---------- RECORDED DATA

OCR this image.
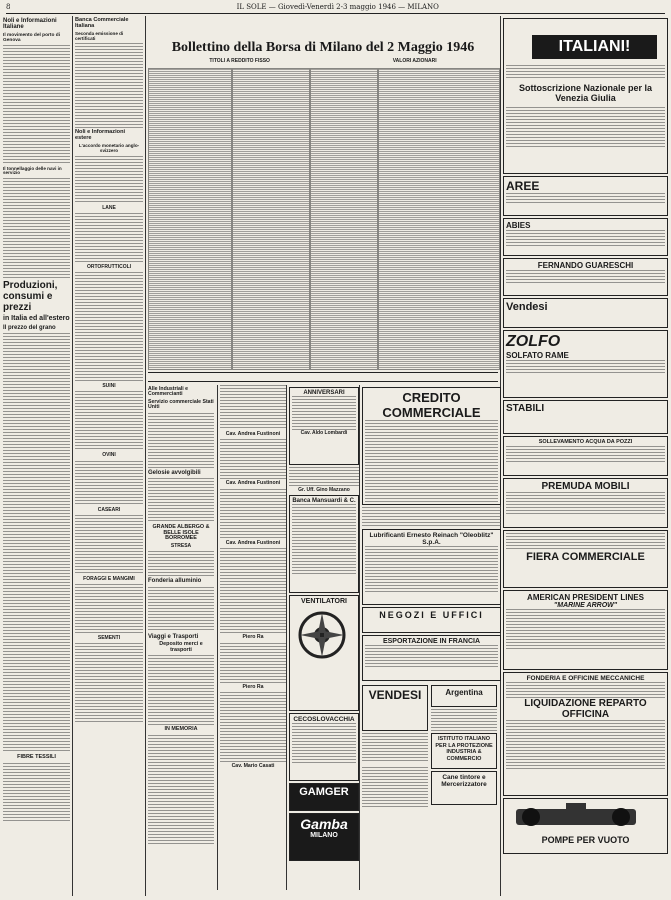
8	IL SOLE — Giovedì-Venerdì 2-3 maggio 1946 — MILANO
Noli e Informazioni Italiane
Il movimento del porto di Genova
Il tonnellaggio delle navi in servizio
Produzioni, consumi e prezzi
in Italia ed all'estero
Il prezzo del grano
FIBRE TESSILI
Banca Commerciale Italiana
Seconda emissione di certificati
Noli e Informazioni estere
L'accordo monetario anglo-svizzero
LANE
ORTOFRUTTICOLI
SUINI
OVINI
CASEARI
FORAGGI E MANGIMI
SEMENTI
Bollettino della Borsa di Milano del 2 Maggio 1946
TITOLI A REDDITO FISSO	VALORI AZIONARI
Alle Industriali e Commercianti
Servizio commerciale Stati Uniti
Gelosie avvolgibili
GRANDE ALBERGO & BELLE ISOLE BORROMEE
STRESA
Fonderia alluminio
Viaggi e Trasporti
Deposito merci e trasporti
IN MEMORIA
Cav. Andrea Fustinoni
Cav. Andrea Fustinoni
Cav. Andrea Fustinoni
Piero Ra
Piero Ra
Cav. Mario Casati
ANNIVERSARI
Cav. Aldo Lombardi
Gr. Uff. Gino Mazzano
Banca Mansuardi & C.
VENTILATORI
CECOSLOVACCHIA
GAMGER
Gamba
MILANO
CREDITO COMMERCIALE
Lubrificanti Ernesto Reinach "Oleoblitz" S.p.A.
NEGOZI E UFFICI
ESPORTAZIONE IN FRANCIA
VENDESI	Argentina
ISTITUTO ITALIANO PER LA PROTEZIONE INDUSTRIA & COMMERCIO
Cane tintore e Mercerizzatore
ITALIANI!
Sottoscrizione Nazionale per la Venezia Giulia
AREE
ABIES
FERNANDO GUARESCHI
Vendesi
ZOLFO
SOLFATO RAME
STABILI
SOLLEVAMENTO ACQUA DA POZZI
PREMUDA MOBILI
FIERA COMMERCIALE
AMERICAN PRESIDENT LINES
"MARINE ARROW"
FONDERIA E OFFICINE MECCANICHE
LIQUIDAZIONE REPARTO OFFICINA
POMPE PER VUOTO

--------------------

» **GOAL OF THE EXERCISE**: All the records above need to be given again word for word. Skip the pictures.

» **SOLUTION TO THE EXERCISE**:
OCR this image.
8	IL SOLE — Giovedì-Venerdì 2-3 maggio 1946 — MILANO
Noli e Informazioni Italiane
Il movimento del porto di Genova
Il tonnellaggio delle navi in servizio
Produzioni, consumi e prezzi
in Italia ed all'estero
Il prezzo del grano
FIBRE TESSILI
Banca Commerciale Italiana
Seconda emissione di certificati
Noli e Informazioni estere
L'accordo monetario anglo-svizzero
LANE
ORTOFRUTTICOLI
SUINI
OVINI
CASEARI
FORAGGI E MANGIMI
SEMENTI
Bollettino della Borsa di Milano del 2 Maggio 1946
TITOLI A REDDITO FISSO	VALORI AZIONARI
Alle Industriali e Commercianti
Servizio commerciale Stati Uniti
Gelosie avvolgibili
GRANDE ALBERGO & BELLE ISOLE BORROMEE
STRESA
Fonderia alluminio
Viaggi e Trasporti
Deposito merci e trasporti
IN MEMORIA
Cav. Andrea Fustinoni
Cav. Andrea Fustinoni
Cav. Andrea Fustinoni
Piero Ra
Piero Ra
Cav. Mario Casati
ANNIVERSARI
Cav. Aldo Lombardi
Gr. Uff. Gino Mazzano
Banca Mansuardi & C.
VENTILATORI
CECOSLOVACCHIA
GAMGER
Gamba
MILANO
CREDITO COMMERCIALE
Lubrificanti Ernesto Reinach "Oleoblitz" S.p.A.
NEGOZI E UFFICI
ESPORTAZIONE IN FRANCIA
VENDESI	Argentina
ISTITUTO ITALIANO PER LA PROTEZIONE INDUSTRIA & COMMERCIO
Cane tintore e Mercerizzatore
ITALIANI!
Sottoscrizione Nazionale per la Venezia Giulia
AREE
ABIES
FERNANDO GUARESCHI
Vendesi
ZOLFO
SOLFATO RAME
STABILI
SOLLEVAMENTO ACQUA DA POZZI
PREMUDA MOBILI
FIERA COMMERCIALE
AMERICAN PRESIDENT LINES
"MARINE ARROW"
FONDERIA E OFFICINE MECCANICHE
LIQUIDAZIONE REPARTO OFFICINA
POMPE PER VUOTO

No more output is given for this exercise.